**DO THIS**
Using the entries that follow, collect the lines where the word "title" appears.
++++ THE RECORDS ++++
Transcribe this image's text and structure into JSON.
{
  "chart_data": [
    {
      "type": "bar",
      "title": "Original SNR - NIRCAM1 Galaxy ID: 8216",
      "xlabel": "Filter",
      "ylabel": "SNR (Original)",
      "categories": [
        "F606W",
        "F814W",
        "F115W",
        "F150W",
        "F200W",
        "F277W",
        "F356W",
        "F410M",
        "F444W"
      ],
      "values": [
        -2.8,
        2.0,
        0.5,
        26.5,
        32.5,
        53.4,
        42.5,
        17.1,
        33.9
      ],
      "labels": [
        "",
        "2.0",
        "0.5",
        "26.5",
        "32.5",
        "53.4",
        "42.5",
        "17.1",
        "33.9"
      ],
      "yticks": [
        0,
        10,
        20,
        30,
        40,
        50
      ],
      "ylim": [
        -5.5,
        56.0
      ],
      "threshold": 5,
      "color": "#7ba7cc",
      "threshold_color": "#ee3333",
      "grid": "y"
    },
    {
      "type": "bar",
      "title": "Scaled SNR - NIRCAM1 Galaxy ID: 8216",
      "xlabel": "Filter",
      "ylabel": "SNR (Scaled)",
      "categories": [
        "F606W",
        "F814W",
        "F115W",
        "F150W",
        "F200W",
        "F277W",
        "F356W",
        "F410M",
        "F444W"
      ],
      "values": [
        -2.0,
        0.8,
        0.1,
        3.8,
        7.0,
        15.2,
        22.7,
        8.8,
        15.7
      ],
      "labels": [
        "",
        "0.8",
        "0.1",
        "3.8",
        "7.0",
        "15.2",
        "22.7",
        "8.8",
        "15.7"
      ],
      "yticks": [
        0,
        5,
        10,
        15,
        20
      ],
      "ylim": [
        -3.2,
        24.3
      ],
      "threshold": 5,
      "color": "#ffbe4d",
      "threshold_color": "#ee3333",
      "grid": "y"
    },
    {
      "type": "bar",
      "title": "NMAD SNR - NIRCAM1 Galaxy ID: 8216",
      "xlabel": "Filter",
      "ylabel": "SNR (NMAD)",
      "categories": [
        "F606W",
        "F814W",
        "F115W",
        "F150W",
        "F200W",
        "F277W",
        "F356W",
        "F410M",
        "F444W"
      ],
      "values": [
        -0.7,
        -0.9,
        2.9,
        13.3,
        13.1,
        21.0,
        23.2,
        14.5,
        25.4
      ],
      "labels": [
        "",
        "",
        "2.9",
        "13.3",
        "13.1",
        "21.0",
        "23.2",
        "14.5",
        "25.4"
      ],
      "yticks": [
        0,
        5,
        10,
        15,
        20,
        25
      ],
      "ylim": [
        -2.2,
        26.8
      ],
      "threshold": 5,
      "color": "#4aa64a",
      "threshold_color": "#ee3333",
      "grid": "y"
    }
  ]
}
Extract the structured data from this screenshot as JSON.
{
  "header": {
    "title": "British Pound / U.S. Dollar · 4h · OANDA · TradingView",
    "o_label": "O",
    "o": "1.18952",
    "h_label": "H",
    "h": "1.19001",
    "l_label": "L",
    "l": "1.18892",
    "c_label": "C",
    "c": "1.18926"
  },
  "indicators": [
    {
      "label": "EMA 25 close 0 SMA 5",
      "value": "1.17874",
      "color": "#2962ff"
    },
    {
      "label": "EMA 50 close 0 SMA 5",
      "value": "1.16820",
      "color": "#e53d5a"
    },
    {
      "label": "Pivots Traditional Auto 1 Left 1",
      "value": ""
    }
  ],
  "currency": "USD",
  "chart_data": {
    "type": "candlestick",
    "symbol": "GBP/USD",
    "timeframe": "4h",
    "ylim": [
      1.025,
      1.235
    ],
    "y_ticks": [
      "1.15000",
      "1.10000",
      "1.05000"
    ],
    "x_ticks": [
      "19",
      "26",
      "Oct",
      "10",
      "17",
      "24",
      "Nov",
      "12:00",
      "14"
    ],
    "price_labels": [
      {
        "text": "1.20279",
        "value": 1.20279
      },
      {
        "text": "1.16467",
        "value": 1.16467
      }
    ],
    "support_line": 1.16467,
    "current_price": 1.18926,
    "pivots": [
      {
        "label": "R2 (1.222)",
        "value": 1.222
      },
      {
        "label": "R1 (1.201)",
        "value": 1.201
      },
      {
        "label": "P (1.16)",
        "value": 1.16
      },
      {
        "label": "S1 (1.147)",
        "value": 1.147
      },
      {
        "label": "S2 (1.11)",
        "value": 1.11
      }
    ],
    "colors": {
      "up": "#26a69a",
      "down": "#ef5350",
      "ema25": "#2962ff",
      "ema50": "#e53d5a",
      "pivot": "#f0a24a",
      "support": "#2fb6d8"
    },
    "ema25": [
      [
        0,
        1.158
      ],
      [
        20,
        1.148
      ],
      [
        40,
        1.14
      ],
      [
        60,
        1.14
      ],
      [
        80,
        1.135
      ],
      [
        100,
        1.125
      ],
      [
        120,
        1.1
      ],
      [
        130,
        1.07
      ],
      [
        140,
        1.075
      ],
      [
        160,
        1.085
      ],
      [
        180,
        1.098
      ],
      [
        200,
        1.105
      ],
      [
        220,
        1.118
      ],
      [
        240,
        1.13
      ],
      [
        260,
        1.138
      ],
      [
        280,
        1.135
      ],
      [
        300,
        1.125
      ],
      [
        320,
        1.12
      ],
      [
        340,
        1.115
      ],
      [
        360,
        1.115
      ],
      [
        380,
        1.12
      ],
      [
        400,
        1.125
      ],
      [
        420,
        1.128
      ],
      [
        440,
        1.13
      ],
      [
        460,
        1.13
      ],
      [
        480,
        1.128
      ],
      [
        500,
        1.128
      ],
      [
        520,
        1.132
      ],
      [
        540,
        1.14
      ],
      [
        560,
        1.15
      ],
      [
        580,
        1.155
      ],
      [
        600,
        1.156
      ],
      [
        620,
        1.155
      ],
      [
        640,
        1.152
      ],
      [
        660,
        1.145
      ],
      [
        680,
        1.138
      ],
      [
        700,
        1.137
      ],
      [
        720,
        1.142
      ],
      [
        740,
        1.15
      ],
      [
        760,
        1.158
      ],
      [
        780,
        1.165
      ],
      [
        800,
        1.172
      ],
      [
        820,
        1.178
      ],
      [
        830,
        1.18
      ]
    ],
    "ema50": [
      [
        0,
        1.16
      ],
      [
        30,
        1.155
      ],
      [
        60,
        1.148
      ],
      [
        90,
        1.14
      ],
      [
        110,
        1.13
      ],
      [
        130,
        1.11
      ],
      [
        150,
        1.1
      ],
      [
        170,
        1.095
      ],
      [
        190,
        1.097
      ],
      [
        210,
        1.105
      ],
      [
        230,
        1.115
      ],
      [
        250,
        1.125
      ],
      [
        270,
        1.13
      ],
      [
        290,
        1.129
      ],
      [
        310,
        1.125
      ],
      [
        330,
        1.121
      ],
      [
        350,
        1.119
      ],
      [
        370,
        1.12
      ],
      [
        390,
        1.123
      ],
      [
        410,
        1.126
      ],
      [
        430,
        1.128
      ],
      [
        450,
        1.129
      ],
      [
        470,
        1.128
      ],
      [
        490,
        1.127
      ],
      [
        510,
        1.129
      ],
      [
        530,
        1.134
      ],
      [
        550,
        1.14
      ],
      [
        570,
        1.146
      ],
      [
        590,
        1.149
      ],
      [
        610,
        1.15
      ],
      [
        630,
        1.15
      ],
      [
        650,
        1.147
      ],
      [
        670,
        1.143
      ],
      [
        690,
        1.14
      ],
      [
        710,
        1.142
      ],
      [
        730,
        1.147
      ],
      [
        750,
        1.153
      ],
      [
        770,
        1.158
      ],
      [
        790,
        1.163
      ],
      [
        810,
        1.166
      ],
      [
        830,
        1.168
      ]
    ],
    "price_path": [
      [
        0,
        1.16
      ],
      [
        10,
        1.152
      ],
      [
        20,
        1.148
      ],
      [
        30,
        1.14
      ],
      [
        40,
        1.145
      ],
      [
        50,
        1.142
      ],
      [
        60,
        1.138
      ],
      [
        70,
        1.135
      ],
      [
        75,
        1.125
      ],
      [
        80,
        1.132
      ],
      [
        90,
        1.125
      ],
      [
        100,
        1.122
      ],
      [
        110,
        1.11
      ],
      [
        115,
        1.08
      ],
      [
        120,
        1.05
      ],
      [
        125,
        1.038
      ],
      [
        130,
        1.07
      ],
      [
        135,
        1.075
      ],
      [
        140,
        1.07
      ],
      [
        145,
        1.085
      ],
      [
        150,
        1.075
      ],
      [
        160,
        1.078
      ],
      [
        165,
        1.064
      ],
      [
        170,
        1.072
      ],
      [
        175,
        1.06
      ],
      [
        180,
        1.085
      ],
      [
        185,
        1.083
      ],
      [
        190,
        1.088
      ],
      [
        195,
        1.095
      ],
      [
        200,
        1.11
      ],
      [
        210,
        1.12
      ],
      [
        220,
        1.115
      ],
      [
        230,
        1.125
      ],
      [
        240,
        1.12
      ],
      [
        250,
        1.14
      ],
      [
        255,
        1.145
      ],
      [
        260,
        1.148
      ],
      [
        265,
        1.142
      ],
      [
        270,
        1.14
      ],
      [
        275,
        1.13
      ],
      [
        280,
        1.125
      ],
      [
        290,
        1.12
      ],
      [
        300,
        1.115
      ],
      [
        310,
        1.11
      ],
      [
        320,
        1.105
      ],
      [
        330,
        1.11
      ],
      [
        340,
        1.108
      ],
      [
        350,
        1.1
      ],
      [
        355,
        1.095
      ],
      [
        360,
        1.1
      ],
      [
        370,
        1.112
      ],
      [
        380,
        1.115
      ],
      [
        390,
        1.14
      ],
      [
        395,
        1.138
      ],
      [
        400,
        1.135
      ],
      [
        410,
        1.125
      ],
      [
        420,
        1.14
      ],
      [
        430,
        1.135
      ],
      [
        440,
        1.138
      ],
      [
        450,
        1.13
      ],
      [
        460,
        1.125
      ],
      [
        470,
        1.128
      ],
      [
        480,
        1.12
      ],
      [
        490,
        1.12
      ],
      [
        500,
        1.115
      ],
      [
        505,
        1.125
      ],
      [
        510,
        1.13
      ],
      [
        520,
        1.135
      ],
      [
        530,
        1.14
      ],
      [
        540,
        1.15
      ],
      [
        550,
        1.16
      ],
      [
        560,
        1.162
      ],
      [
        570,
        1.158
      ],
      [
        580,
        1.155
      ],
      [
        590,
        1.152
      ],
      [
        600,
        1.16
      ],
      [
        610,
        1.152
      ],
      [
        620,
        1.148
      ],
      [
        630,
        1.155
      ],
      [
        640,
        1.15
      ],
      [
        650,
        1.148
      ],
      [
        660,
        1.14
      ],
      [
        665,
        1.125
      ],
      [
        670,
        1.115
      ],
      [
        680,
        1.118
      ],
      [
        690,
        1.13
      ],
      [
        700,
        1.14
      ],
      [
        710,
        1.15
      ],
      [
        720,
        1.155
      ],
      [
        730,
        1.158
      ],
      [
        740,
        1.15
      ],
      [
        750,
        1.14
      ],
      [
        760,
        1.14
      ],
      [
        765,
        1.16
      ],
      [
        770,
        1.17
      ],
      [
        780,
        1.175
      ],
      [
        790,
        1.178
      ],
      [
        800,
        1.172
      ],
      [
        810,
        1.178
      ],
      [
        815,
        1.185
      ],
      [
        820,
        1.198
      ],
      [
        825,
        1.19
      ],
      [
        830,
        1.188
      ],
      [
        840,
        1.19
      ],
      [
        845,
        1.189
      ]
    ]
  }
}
++++
**RESULT**
      "title": "Original SNR - NIRCAM1 Galaxy ID: 8216",
      "title": "Scaled SNR - NIRCAM1 Galaxy ID: 8216",
      "title": "NMAD SNR - NIRCAM1 Galaxy ID: 8216",
    "title": "British Pound / U.S. Dollar · 4h · OANDA · TradingView",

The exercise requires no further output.